[Stored data entries]
>> begin
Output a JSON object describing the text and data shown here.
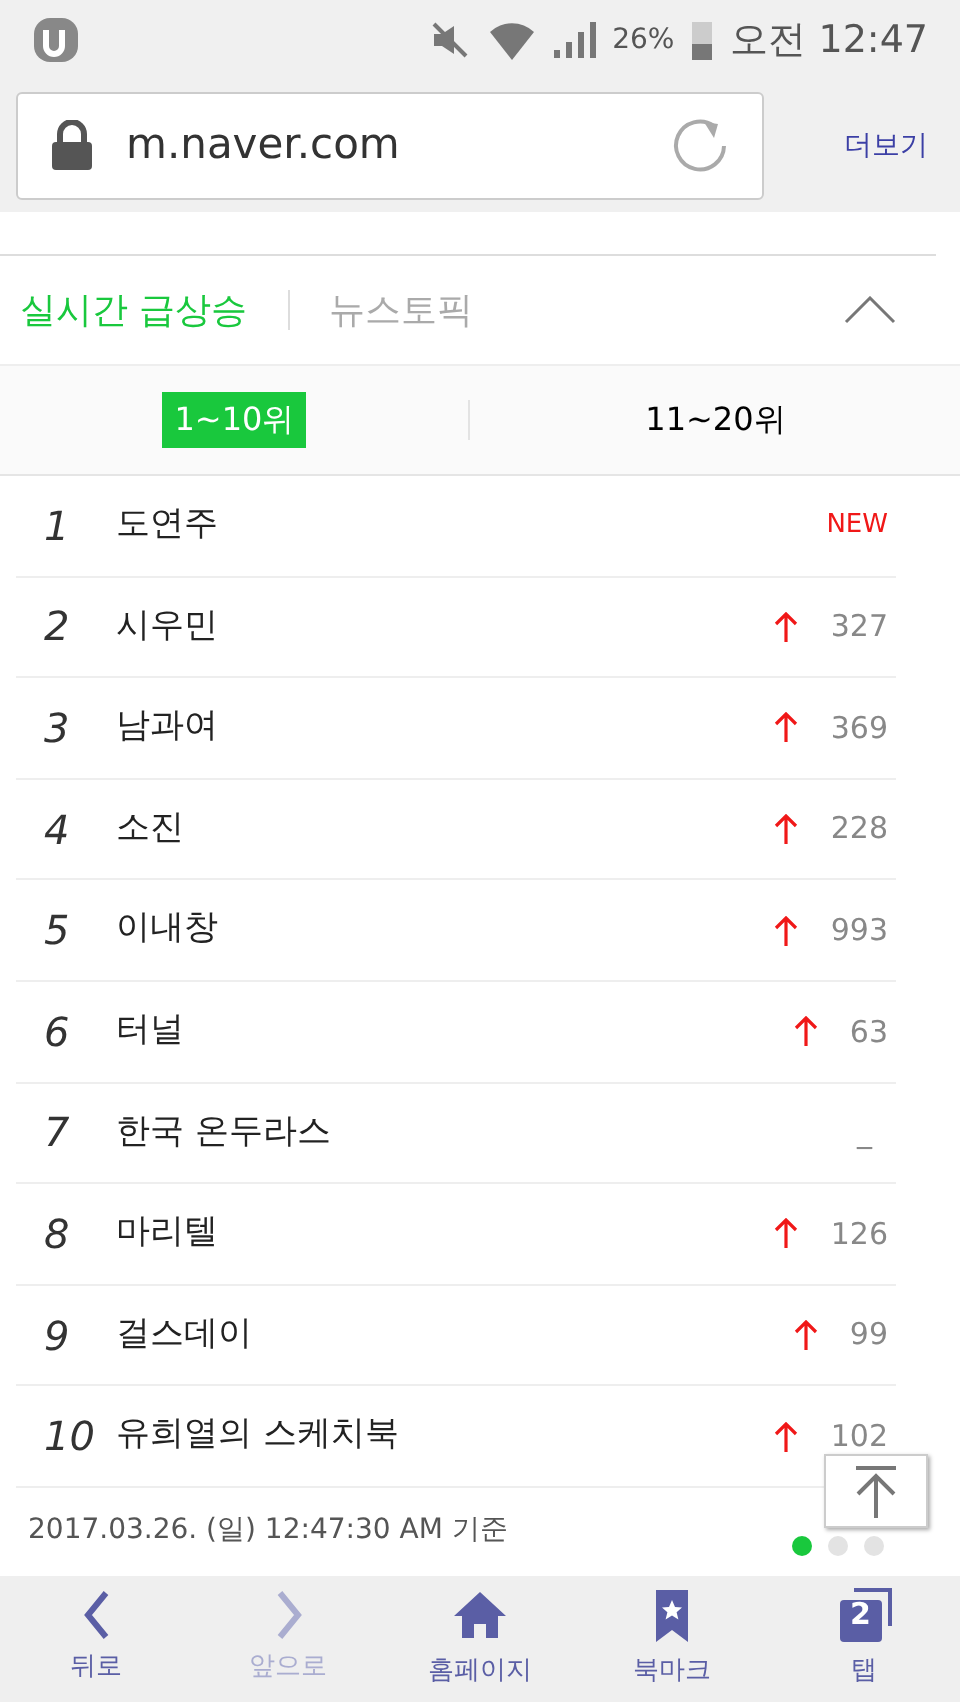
{
  "status_bar": {
    "battery": "26%",
    "time": "오전 12:47"
  },
  "browser_bar": {
    "url": "m.naver.com",
    "more": "더보기"
  },
  "section_tabs": [
    {
      "label": "실시간 급상승",
      "selected": true
    },
    {
      "label": "뉴스토픽",
      "selected": false
    }
  ],
  "range_tabs": [
    {
      "label": "1~10위",
      "selected": true
    },
    {
      "label": "11~20위",
      "selected": false
    }
  ],
  "rankings": [
    {
      "rank": "1",
      "name": "도연주",
      "kind": "new",
      "change": "NEW"
    },
    {
      "rank": "2",
      "name": "시우민",
      "kind": "up",
      "change": "327"
    },
    {
      "rank": "3",
      "name": "남과여",
      "kind": "up",
      "change": "369"
    },
    {
      "rank": "4",
      "name": "소진",
      "kind": "up",
      "change": "228"
    },
    {
      "rank": "5",
      "name": "이내창",
      "kind": "up",
      "change": "993"
    },
    {
      "rank": "6",
      "name": "터널",
      "kind": "up",
      "change": "63"
    },
    {
      "rank": "7",
      "name": "한국 온두라스",
      "kind": "same",
      "change": "_"
    },
    {
      "rank": "8",
      "name": "마리텔",
      "kind": "up",
      "change": "126"
    },
    {
      "rank": "9",
      "name": "걸스데이",
      "kind": "up",
      "change": "99"
    },
    {
      "rank": "10",
      "name": "유희열의 스케치북",
      "kind": "up",
      "change": "102"
    }
  ],
  "timestamp": "2017.03.26. (일) 12:47:30 AM 기준",
  "pages": [
    {
      "selected": true
    },
    {
      "selected": false
    },
    {
      "selected": false
    }
  ],
  "bottom_nav": [
    {
      "kind": "back",
      "label": "뒤로",
      "disabled": false
    },
    {
      "kind": "forward",
      "label": "앞으로",
      "disabled": true
    },
    {
      "kind": "home",
      "label": "홈페이지",
      "disabled": false
    },
    {
      "kind": "bookmark",
      "label": "북마크",
      "disabled": false
    },
    {
      "kind": "tabs",
      "label": "탭",
      "count": "2",
      "disabled": false
    }
  ]
}
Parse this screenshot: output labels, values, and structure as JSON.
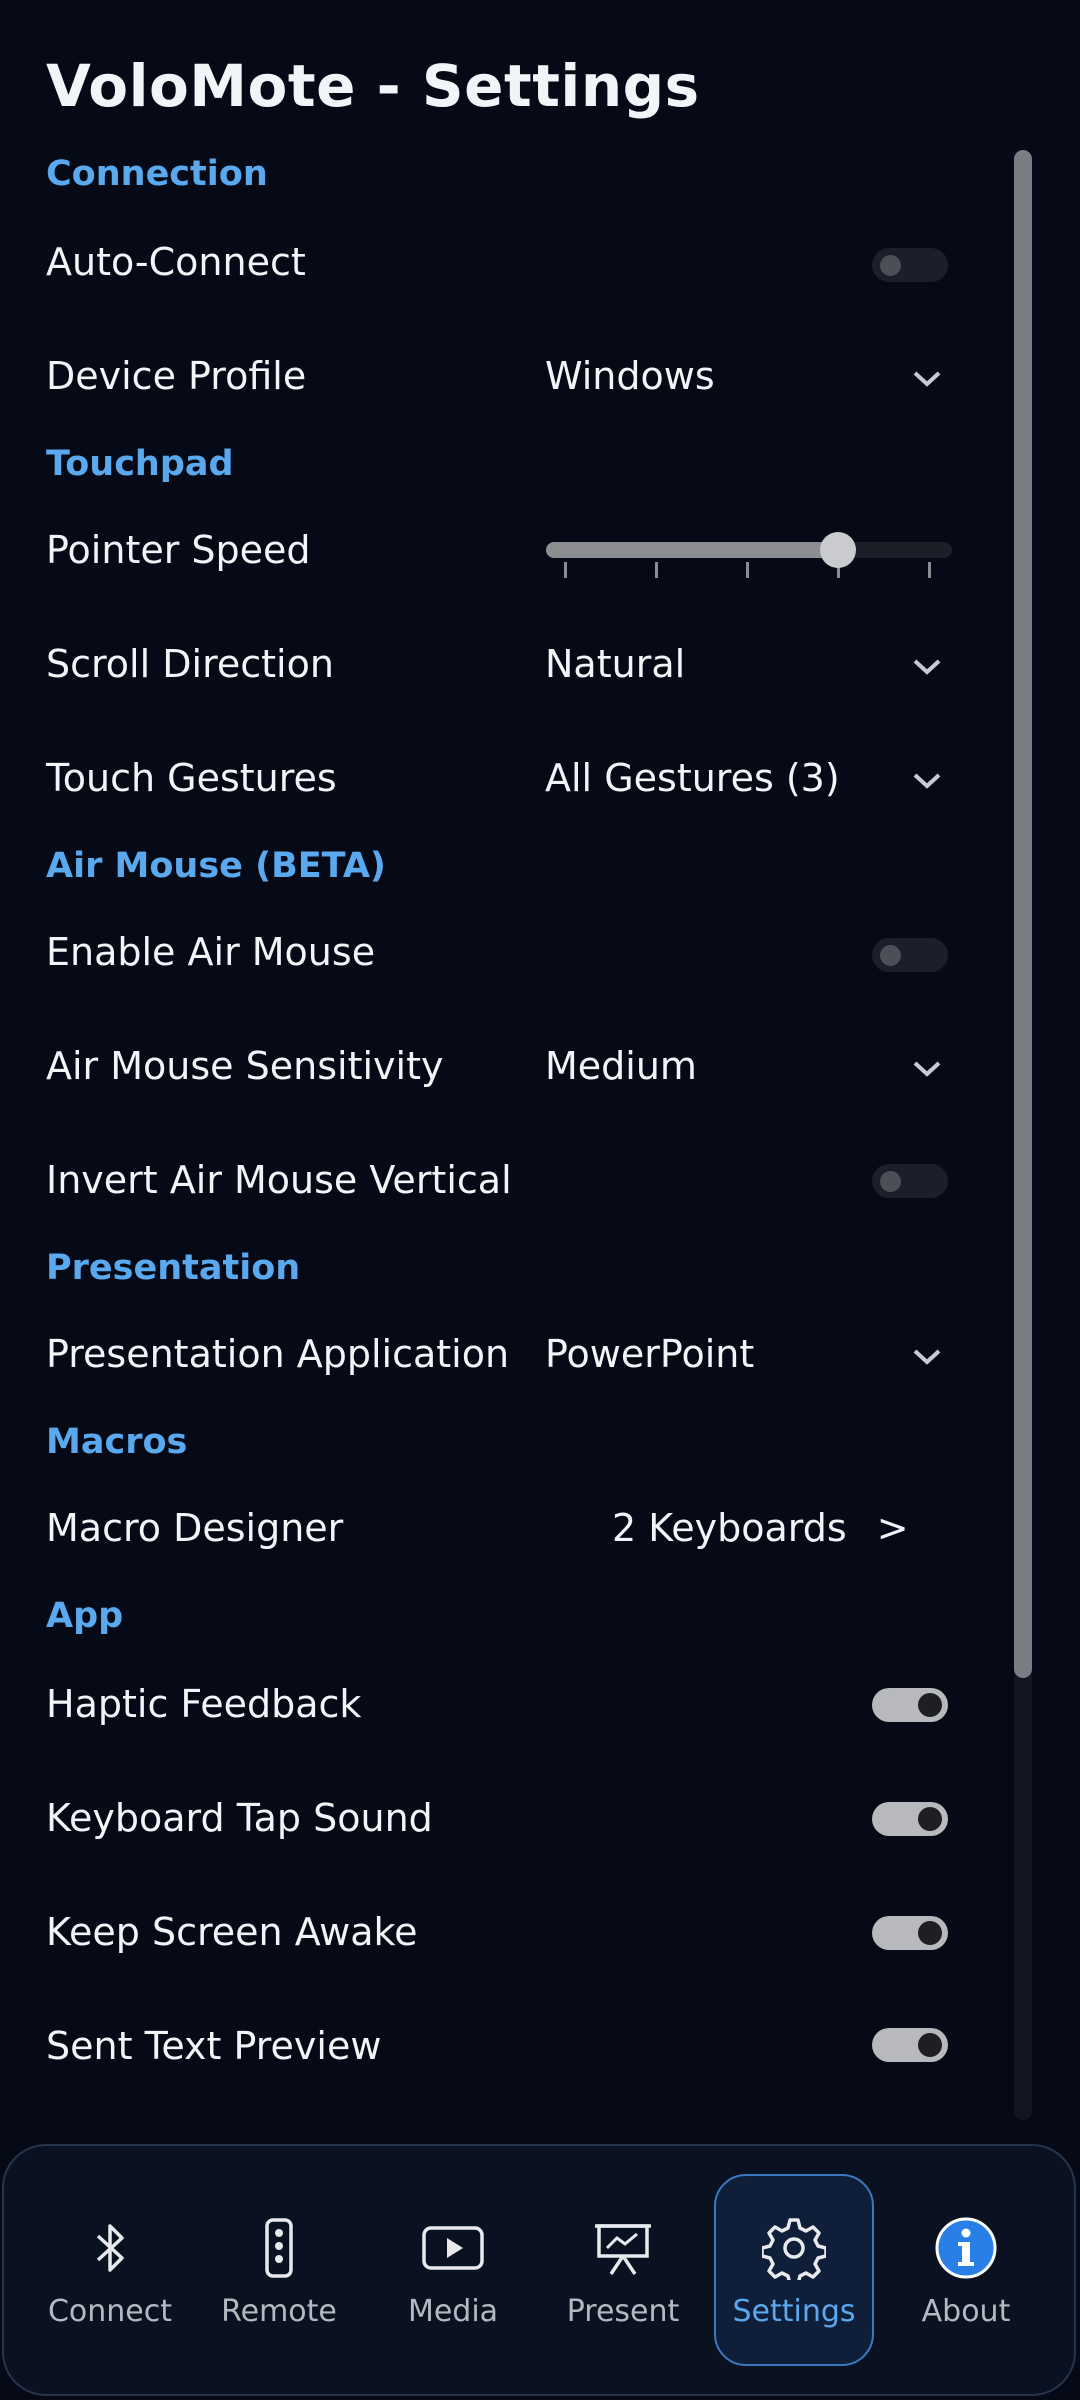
{
  "header": {
    "title": "VoloMote - Settings"
  },
  "sections": {
    "connection": "Connection",
    "touchpad": "Touchpad",
    "air_mouse": "Air Mouse (BETA)",
    "presentation": "Presentation",
    "macros": "Macros",
    "app": "App"
  },
  "settings": {
    "auto_connect": {
      "label": "Auto-Connect",
      "enabled": false
    },
    "device_profile": {
      "label": "Device Profile",
      "value": "Windows"
    },
    "pointer_speed": {
      "label": "Pointer Speed",
      "level_fraction": 0.72,
      "tick_count": 5
    },
    "scroll_direction": {
      "label": "Scroll Direction",
      "value": "Natural"
    },
    "touch_gestures": {
      "label": "Touch Gestures",
      "value": "All Gestures (3)"
    },
    "enable_air_mouse": {
      "label": "Enable Air Mouse",
      "enabled": false
    },
    "air_mouse_sensitivity": {
      "label": "Air Mouse Sensitivity",
      "value": "Medium"
    },
    "invert_air_mouse": {
      "label": "Invert Air Mouse Vertical",
      "enabled": false
    },
    "presentation_app": {
      "label": "Presentation Application",
      "value": "PowerPoint"
    },
    "macro_designer": {
      "label": "Macro Designer",
      "value": "2 Keyboards",
      "arrow": ">"
    },
    "haptic_feedback": {
      "label": "Haptic Feedback",
      "enabled": true
    },
    "keyboard_tap_sound": {
      "label": "Keyboard Tap Sound",
      "enabled": true
    },
    "keep_screen_awake": {
      "label": "Keep Screen Awake",
      "enabled": true
    },
    "sent_text_preview": {
      "label": "Sent Text Preview",
      "enabled": true
    }
  },
  "nav": {
    "active": "settings",
    "items": [
      {
        "id": "connect",
        "label": "Connect",
        "icon": "bluetooth-icon"
      },
      {
        "id": "remote",
        "label": "Remote",
        "icon": "remote-icon"
      },
      {
        "id": "media",
        "label": "Media",
        "icon": "play-icon"
      },
      {
        "id": "present",
        "label": "Present",
        "icon": "presentation-icon"
      },
      {
        "id": "settings",
        "label": "Settings",
        "icon": "gear-icon"
      },
      {
        "id": "about",
        "label": "About",
        "icon": "info-icon"
      }
    ]
  },
  "colors": {
    "accent": "#5aa8ee",
    "background": "#050a16",
    "info_blue": "#2a7fe6"
  }
}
>> end
*What you are asked to do*: Retype the entries word for word. Omit any images.

*Final result*:
Output a JSON object describing the text and data shown here.
{
  "status_bar": {
    "battery": "26%",
    "time": "오전 12:47"
  },
  "browser_bar": {
    "url": "m.naver.com",
    "more": "더보기"
  },
  "section_tabs": [
    {
      "label": "실시간 급상승",
      "selected": true
    },
    {
      "label": "뉴스토픽",
      "selected": false
    }
  ],
  "range_tabs": [
    {
      "label": "1~10위",
      "selected": true
    },
    {
      "label": "11~20위",
      "selected": false
    }
  ],
  "rankings": [
    {
      "rank": "1",
      "name": "도연주",
      "kind": "new",
      "change": "NEW"
    },
    {
      "rank": "2",
      "name": "시우민",
      "kind": "up",
      "change": "327"
    },
    {
      "rank": "3",
      "name": "남과여",
      "kind": "up",
      "change": "369"
    },
    {
      "rank": "4",
      "name": "소진",
      "kind": "up",
      "change": "228"
    },
    {
      "rank": "5",
      "name": "이내창",
      "kind": "up",
      "change": "993"
    },
    {
      "rank": "6",
      "name": "터널",
      "kind": "up",
      "change": "63"
    },
    {
      "rank": "7",
      "name": "한국 온두라스",
      "kind": "same",
      "change": "_"
    },
    {
      "rank": "8",
      "name": "마리텔",
      "kind": "up",
      "change": "126"
    },
    {
      "rank": "9",
      "name": "걸스데이",
      "kind": "up",
      "change": "99"
    },
    {
      "rank": "10",
      "name": "유희열의 스케치북",
      "kind": "up",
      "change": "102"
    }
  ],
  "timestamp": "2017.03.26. (일) 12:47:30 AM 기준",
  "pages": [
    {
      "selected": true
    },
    {
      "selected": false
    },
    {
      "selected": false
    }
  ],
  "bottom_nav": [
    {
      "kind": "back",
      "label": "뒤로",
      "disabled": false
    },
    {
      "kind": "forward",
      "label": "앞으로",
      "disabled": true
    },
    {
      "kind": "home",
      "label": "홈페이지",
      "disabled": false
    },
    {
      "kind": "bookmark",
      "label": "북마크",
      "disabled": false
    },
    {
      "kind": "tabs",
      "label": "탭",
      "count": "2",
      "disabled": false
    }
  ]
}
Parse this screenshot: output labels, values, and structure as JSON.
{
  "header": {
    "title": "VoloMote - Settings"
  },
  "sections": {
    "connection": "Connection",
    "touchpad": "Touchpad",
    "air_mouse": "Air Mouse (BETA)",
    "presentation": "Presentation",
    "macros": "Macros",
    "app": "App"
  },
  "settings": {
    "auto_connect": {
      "label": "Auto-Connect",
      "enabled": false
    },
    "device_profile": {
      "label": "Device Profile",
      "value": "Windows"
    },
    "pointer_speed": {
      "label": "Pointer Speed",
      "level_fraction": 0.72,
      "tick_count": 5
    },
    "scroll_direction": {
      "label": "Scroll Direction",
      "value": "Natural"
    },
    "touch_gestures": {
      "label": "Touch Gestures",
      "value": "All Gestures (3)"
    },
    "enable_air_mouse": {
      "label": "Enable Air Mouse",
      "enabled": false
    },
    "air_mouse_sensitivity": {
      "label": "Air Mouse Sensitivity",
      "value": "Medium"
    },
    "invert_air_mouse": {
      "label": "Invert Air Mouse Vertical",
      "enabled": false
    },
    "presentation_app": {
      "label": "Presentation Application",
      "value": "PowerPoint"
    },
    "macro_designer": {
      "label": "Macro Designer",
      "value": "2 Keyboards",
      "arrow": ">"
    },
    "haptic_feedback": {
      "label": "Haptic Feedback",
      "enabled": true
    },
    "keyboard_tap_sound": {
      "label": "Keyboard Tap Sound",
      "enabled": true
    },
    "keep_screen_awake": {
      "label": "Keep Screen Awake",
      "enabled": true
    },
    "sent_text_preview": {
      "label": "Sent Text Preview",
      "enabled": true
    }
  },
  "nav": {
    "active": "settings",
    "items": [
      {
        "id": "connect",
        "label": "Connect",
        "icon": "bluetooth-icon"
      },
      {
        "id": "remote",
        "label": "Remote",
        "icon": "remote-icon"
      },
      {
        "id": "media",
        "label": "Media",
        "icon": "play-icon"
      },
      {
        "id": "present",
        "label": "Present",
        "icon": "presentation-icon"
      },
      {
        "id": "settings",
        "label": "Settings",
        "icon": "gear-icon"
      },
      {
        "id": "about",
        "label": "About",
        "icon": "info-icon"
      }
    ]
  },
  "colors": {
    "accent": "#5aa8ee",
    "background": "#050a16",
    "info_blue": "#2a7fe6"
  }
}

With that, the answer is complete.